Exercise prompt:
Return the material exactly as supplied, apart from the pictures, which are omitted.

Some records:
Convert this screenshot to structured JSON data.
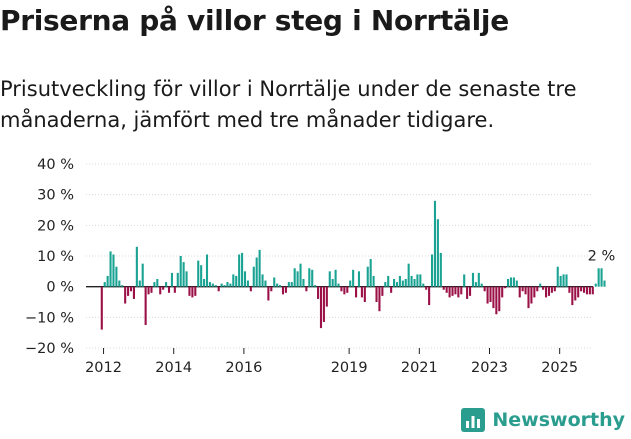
{
  "header": {
    "title": "Priserna på villor steg i Norrtälje",
    "subtitle": "Prisutveckling för villor i Norrtälje under de senaste tre månaderna, jämfört med tre månader tidigare."
  },
  "brand": {
    "name": "Newsworthy",
    "logo_icon": "newsworthy-chart-icon"
  },
  "colors": {
    "positive": "#1aa393",
    "negative": "#9b1147",
    "axis": "#222222",
    "grid": "#d9d9d9",
    "brand": "#2a9d8f"
  },
  "chart_data": {
    "type": "bar",
    "title": "Priserna på villor steg i Norrtälje",
    "xlabel": "",
    "ylabel": "",
    "ylim": [
      -20,
      40
    ],
    "yticks": [
      -20,
      -10,
      0,
      10,
      20,
      30,
      40
    ],
    "ytick_labels": [
      "−20 %",
      "−10 %",
      "0 %",
      "10 %",
      "20 %",
      "30 %",
      "40 %"
    ],
    "xticks": [
      2012,
      2014,
      2016,
      2019,
      2021,
      2023,
      2025
    ],
    "xlim": [
      2011.5,
      2025.95
    ],
    "last_label": "2 %",
    "series": [
      {
        "name": "Prisutveckling",
        "start": 2011.95,
        "step": 0.0833,
        "values": [
          -14,
          1.5,
          3.5,
          11.5,
          10.5,
          6.5,
          2,
          0.5,
          -5.5,
          -3,
          -1.5,
          -4,
          13,
          2,
          7.5,
          -12.5,
          -2.5,
          -2,
          1.5,
          2.5,
          -2.5,
          -1,
          1.5,
          -2,
          4.5,
          -2,
          4.5,
          10,
          8,
          5,
          -3,
          -3.5,
          -3,
          8.5,
          7,
          2.5,
          10.5,
          1.5,
          1,
          0.5,
          -1.5,
          1,
          0.5,
          1.5,
          1,
          4,
          3.5,
          10.5,
          11,
          5,
          2,
          -1.5,
          6.5,
          9.5,
          12,
          4,
          2,
          -4.5,
          -1.5,
          3,
          1,
          0.5,
          -2.5,
          -2,
          1.5,
          1.5,
          6,
          5,
          7.5,
          2.5,
          -1.5,
          6,
          5.5,
          0.5,
          -4,
          -13.5,
          -11.5,
          -6.5,
          5,
          2.5,
          5.5,
          1,
          -1.5,
          -2.5,
          -2,
          2,
          5.5,
          -3.5,
          5,
          -3.5,
          -5,
          6.5,
          9,
          3.5,
          -5,
          -8,
          -3,
          1.5,
          3.5,
          -2,
          2.5,
          1.5,
          3.5,
          2,
          2.5,
          7.5,
          3.5,
          2.5,
          4,
          4,
          1,
          -1,
          -6,
          10.5,
          28,
          22,
          11,
          -1,
          -2,
          -3.5,
          -3,
          -2.5,
          -3.5,
          -2.5,
          4,
          -4,
          -3,
          4.5,
          1.5,
          4.5,
          1,
          -1.5,
          -5.5,
          -5,
          -7,
          -9,
          -8,
          -3.5,
          -0.5,
          2.5,
          3,
          3,
          2,
          -3.5,
          -1.5,
          -2.5,
          -7,
          -5.5,
          -3.5,
          -1.5,
          1,
          -1,
          -3.5,
          -3,
          -2,
          -1.5,
          6.5,
          3.5,
          4,
          4,
          -2,
          -6,
          -4.5,
          -3.5,
          -1.5,
          -2,
          -2.5,
          -2.5,
          -2.5,
          1,
          6,
          6,
          2
        ]
      }
    ]
  }
}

Reply:
Convert this screenshot to structured JSON data.
{
  "header": {
    "title": "Priserna på villor steg i Norrtälje",
    "subtitle": "Prisutveckling för villor i Norrtälje under de senaste tre månaderna, jämfört med tre månader tidigare."
  },
  "brand": {
    "name": "Newsworthy",
    "logo_icon": "newsworthy-chart-icon"
  },
  "colors": {
    "positive": "#1aa393",
    "negative": "#9b1147",
    "axis": "#222222",
    "grid": "#d9d9d9",
    "brand": "#2a9d8f"
  },
  "chart_data": {
    "type": "bar",
    "title": "Priserna på villor steg i Norrtälje",
    "xlabel": "",
    "ylabel": "",
    "ylim": [
      -20,
      40
    ],
    "yticks": [
      -20,
      -10,
      0,
      10,
      20,
      30,
      40
    ],
    "ytick_labels": [
      "−20 %",
      "−10 %",
      "0 %",
      "10 %",
      "20 %",
      "30 %",
      "40 %"
    ],
    "xticks": [
      2012,
      2014,
      2016,
      2019,
      2021,
      2023,
      2025
    ],
    "xlim": [
      2011.5,
      2025.95
    ],
    "last_label": "2 %",
    "series": [
      {
        "name": "Prisutveckling",
        "start": 2011.95,
        "step": 0.0833,
        "values": [
          -14,
          1.5,
          3.5,
          11.5,
          10.5,
          6.5,
          2,
          0.5,
          -5.5,
          -3,
          -1.5,
          -4,
          13,
          2,
          7.5,
          -12.5,
          -2.5,
          -2,
          1.5,
          2.5,
          -2.5,
          -1,
          1.5,
          -2,
          4.5,
          -2,
          4.5,
          10,
          8,
          5,
          -3,
          -3.5,
          -3,
          8.5,
          7,
          2.5,
          10.5,
          1.5,
          1,
          0.5,
          -1.5,
          1,
          0.5,
          1.5,
          1,
          4,
          3.5,
          10.5,
          11,
          5,
          2,
          -1.5,
          6.5,
          9.5,
          12,
          4,
          2,
          -4.5,
          -1.5,
          3,
          1,
          0.5,
          -2.5,
          -2,
          1.5,
          1.5,
          6,
          5,
          7.5,
          2.5,
          -1.5,
          6,
          5.5,
          0.5,
          -4,
          -13.5,
          -11.5,
          -6.5,
          5,
          2.5,
          5.5,
          1,
          -1.5,
          -2.5,
          -2,
          2,
          5.5,
          -3.5,
          5,
          -3.5,
          -5,
          6.5,
          9,
          3.5,
          -5,
          -8,
          -3,
          1.5,
          3.5,
          -2,
          2.5,
          1.5,
          3.5,
          2,
          2.5,
          7.5,
          3.5,
          2.5,
          4,
          4,
          1,
          -1,
          -6,
          10.5,
          28,
          22,
          11,
          -1,
          -2,
          -3.5,
          -3,
          -2.5,
          -3.5,
          -2.5,
          4,
          -4,
          -3,
          4.5,
          1.5,
          4.5,
          1,
          -1.5,
          -5.5,
          -5,
          -7,
          -9,
          -8,
          -3.5,
          -0.5,
          2.5,
          3,
          3,
          2,
          -3.5,
          -1.5,
          -2.5,
          -7,
          -5.5,
          -3.5,
          -1.5,
          1,
          -1,
          -3.5,
          -3,
          -2,
          -1.5,
          6.5,
          3.5,
          4,
          4,
          -2,
          -6,
          -4.5,
          -3.5,
          -1.5,
          -2,
          -2.5,
          -2.5,
          -2.5,
          1,
          6,
          6,
          2
        ]
      }
    ]
  }
}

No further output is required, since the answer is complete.